_Set exercise:_ For each line in the data below that holds "JSON", return a copy.

Figure content listings
* begin *

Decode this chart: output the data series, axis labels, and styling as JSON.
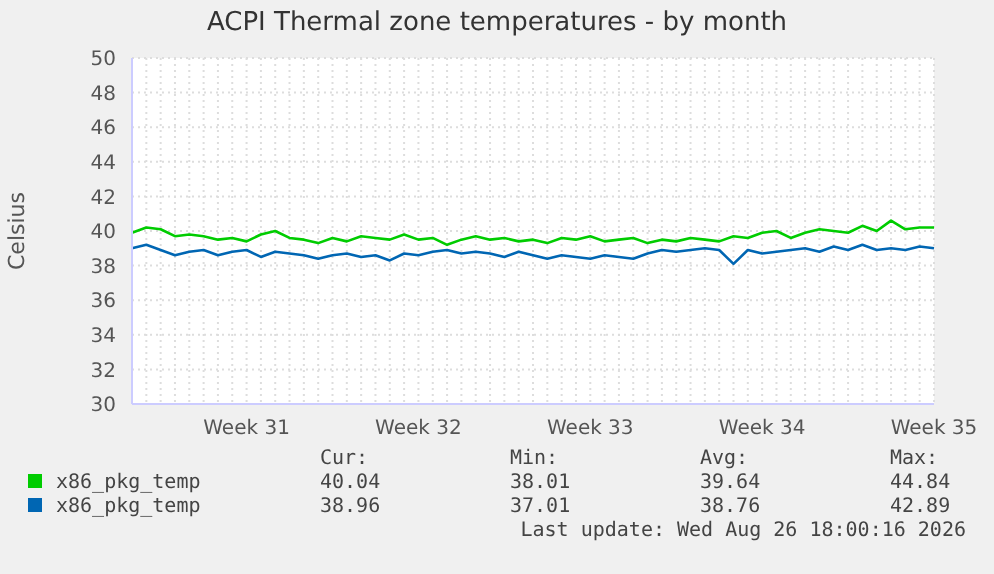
{
  "chart_data": {
    "type": "line",
    "title": "ACPI Thermal zone temperatures - by month",
    "ylabel": "Celsius",
    "categories": [
      null,
      null,
      null,
      null,
      null,
      null,
      null,
      null,
      "Week 31",
      null,
      null,
      null,
      null,
      null,
      null,
      null,
      null,
      null,
      null,
      null,
      "Week 32",
      null,
      null,
      null,
      null,
      null,
      null,
      null,
      null,
      null,
      null,
      null,
      "Week 33",
      null,
      null,
      null,
      null,
      null,
      null,
      null,
      null,
      null,
      null,
      null,
      "Week 34",
      null,
      null,
      null,
      null,
      null,
      null,
      null,
      null,
      null,
      null,
      null,
      "Week 35"
    ],
    "series": [
      {
        "name": "x86_pkg_temp",
        "color": "#00cc00",
        "values": [
          39.9,
          40.2,
          40.1,
          39.7,
          39.8,
          39.7,
          39.5,
          39.6,
          39.4,
          39.8,
          40.0,
          39.6,
          39.5,
          39.3,
          39.6,
          39.4,
          39.7,
          39.6,
          39.5,
          39.8,
          39.5,
          39.6,
          39.2,
          39.5,
          39.7,
          39.5,
          39.6,
          39.4,
          39.5,
          39.3,
          39.6,
          39.5,
          39.7,
          39.4,
          39.5,
          39.6,
          39.3,
          39.5,
          39.4,
          39.6,
          39.5,
          39.4,
          39.7,
          39.6,
          39.9,
          40.0,
          39.6,
          39.9,
          40.1,
          40.0,
          39.9,
          40.3,
          40.0,
          40.6,
          40.1,
          40.2,
          40.2
        ]
      },
      {
        "name": "x86_pkg_temp",
        "color": "#0066b3",
        "values": [
          39.0,
          39.2,
          38.9,
          38.6,
          38.8,
          38.9,
          38.6,
          38.8,
          38.9,
          38.5,
          38.8,
          38.7,
          38.6,
          38.4,
          38.6,
          38.7,
          38.5,
          38.6,
          38.3,
          38.7,
          38.6,
          38.8,
          38.9,
          38.7,
          38.8,
          38.7,
          38.5,
          38.8,
          38.6,
          38.4,
          38.6,
          38.5,
          38.4,
          38.6,
          38.5,
          38.4,
          38.7,
          38.9,
          38.8,
          38.9,
          39.0,
          38.9,
          38.1,
          38.9,
          38.7,
          38.8,
          38.9,
          39.0,
          38.8,
          39.1,
          38.9,
          39.2,
          38.9,
          39.0,
          38.9,
          39.1,
          39.0
        ]
      }
    ],
    "ylim": [
      30,
      50
    ],
    "yticks": [
      30,
      32,
      34,
      36,
      38,
      40,
      42,
      44,
      46,
      48,
      50
    ],
    "grid": true,
    "legend": "bottom",
    "marker": "none",
    "line_style": "solid",
    "annotations": [
      "Cur:",
      "Min:",
      "Avg:",
      "Max:",
      "40.04",
      "38.01",
      "39.64",
      "44.84",
      "38.96",
      "37.01",
      "38.76",
      "42.89",
      "Last update: Wed Aug 26 18:00:16 2026"
    ]
  }
}
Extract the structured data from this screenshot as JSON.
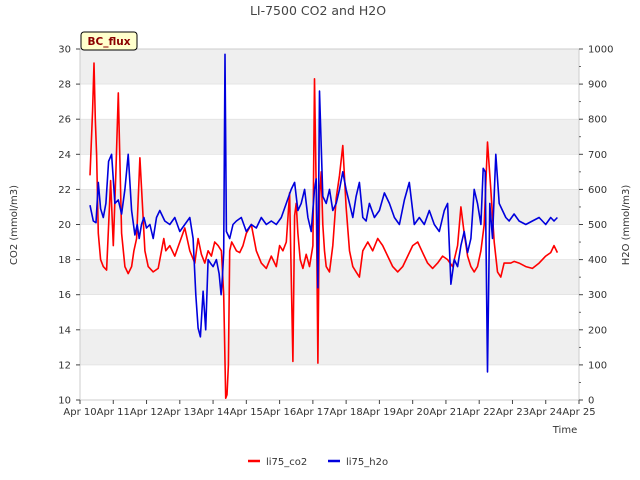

* end *

_Finished task:_
Decode this chart: output the data series, axis labels, and styling as JSON.
Extract the structured data from this screenshot as JSON.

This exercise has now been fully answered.